§ **Written instruction**
Repeat every line of the listing below exactly, minus the pictures.

§ **Listed entries**
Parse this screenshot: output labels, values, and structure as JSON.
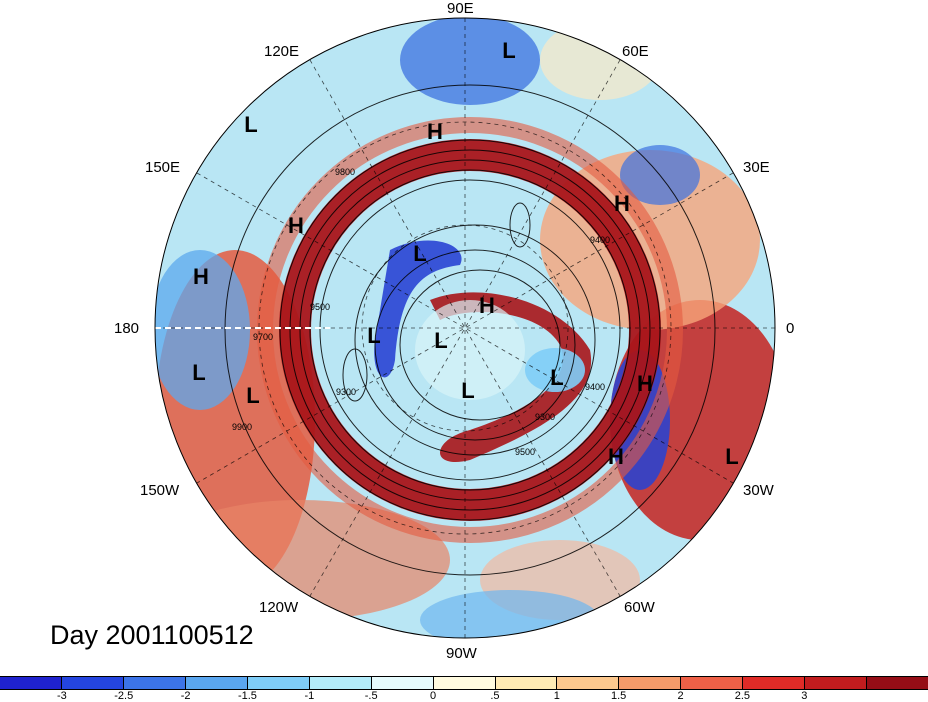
{
  "title": "Day 2001100512",
  "longitude_labels": {
    "n90e": "90E",
    "n120e": "120E",
    "n60e": "60E",
    "n150e": "150E",
    "n30e": "30E",
    "n180": "180",
    "n0": "0",
    "n150w": "150W",
    "n30w": "30W",
    "n120w": "120W",
    "n60w": "60W",
    "n90w": "90W"
  },
  "pressure_systems": [
    {
      "label": "L",
      "kind": "low"
    },
    {
      "label": "L",
      "kind": "low"
    },
    {
      "label": "H",
      "kind": "high"
    },
    {
      "label": "H",
      "kind": "high"
    },
    {
      "label": "H",
      "kind": "high"
    },
    {
      "label": "H",
      "kind": "high"
    },
    {
      "label": "L",
      "kind": "low"
    },
    {
      "label": "H",
      "kind": "high"
    },
    {
      "label": "L",
      "kind": "low"
    },
    {
      "label": "L",
      "kind": "low"
    },
    {
      "label": "L",
      "kind": "low"
    },
    {
      "label": "L",
      "kind": "low"
    },
    {
      "label": "L",
      "kind": "low"
    },
    {
      "label": "L",
      "kind": "low"
    },
    {
      "label": "H",
      "kind": "high"
    },
    {
      "label": "H",
      "kind": "high"
    },
    {
      "label": "L",
      "kind": "low"
    }
  ],
  "contour_labels": [
    "9500",
    "9300",
    "9400",
    "9500",
    "9300",
    "9400",
    "9700",
    "9900",
    "9800"
  ],
  "colorbar": {
    "colors": [
      "#1f22cf",
      "#2445e0",
      "#3c74e8",
      "#5aa6ef",
      "#7fcdf7",
      "#b3ecfa",
      "#e6fbfd",
      "#fffbe0",
      "#feeab4",
      "#fcc88e",
      "#f59b6a",
      "#ee6047",
      "#e02b27",
      "#c11c1e",
      "#950d16"
    ],
    "ticks": [
      "-3",
      "-2.5",
      "-2",
      "-1.5",
      "-1",
      "-.5",
      "0",
      ".5",
      "1",
      "1.5",
      "2",
      "2.5",
      "3"
    ]
  }
}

§ **Output of the exercise**
Parse this screenshot: output labels, values, and structure as JSON.
{
  "title": "Day 2001100512",
  "longitude_labels": {
    "n90e": "90E",
    "n120e": "120E",
    "n60e": "60E",
    "n150e": "150E",
    "n30e": "30E",
    "n180": "180",
    "n0": "0",
    "n150w": "150W",
    "n30w": "30W",
    "n120w": "120W",
    "n60w": "60W",
    "n90w": "90W"
  },
  "pressure_systems": [
    {
      "label": "L",
      "kind": "low"
    },
    {
      "label": "L",
      "kind": "low"
    },
    {
      "label": "H",
      "kind": "high"
    },
    {
      "label": "H",
      "kind": "high"
    },
    {
      "label": "H",
      "kind": "high"
    },
    {
      "label": "H",
      "kind": "high"
    },
    {
      "label": "L",
      "kind": "low"
    },
    {
      "label": "H",
      "kind": "high"
    },
    {
      "label": "L",
      "kind": "low"
    },
    {
      "label": "L",
      "kind": "low"
    },
    {
      "label": "L",
      "kind": "low"
    },
    {
      "label": "L",
      "kind": "low"
    },
    {
      "label": "L",
      "kind": "low"
    },
    {
      "label": "L",
      "kind": "low"
    },
    {
      "label": "H",
      "kind": "high"
    },
    {
      "label": "H",
      "kind": "high"
    },
    {
      "label": "L",
      "kind": "low"
    }
  ],
  "contour_labels": [
    "9500",
    "9300",
    "9400",
    "9500",
    "9300",
    "9400",
    "9700",
    "9900",
    "9800"
  ],
  "colorbar": {
    "colors": [
      "#1f22cf",
      "#2445e0",
      "#3c74e8",
      "#5aa6ef",
      "#7fcdf7",
      "#b3ecfa",
      "#e6fbfd",
      "#fffbe0",
      "#feeab4",
      "#fcc88e",
      "#f59b6a",
      "#ee6047",
      "#e02b27",
      "#c11c1e",
      "#950d16"
    ],
    "ticks": [
      "-3",
      "-2.5",
      "-2",
      "-1.5",
      "-1",
      "-.5",
      "0",
      ".5",
      "1",
      "1.5",
      "2",
      "2.5",
      "3"
    ]
  }
}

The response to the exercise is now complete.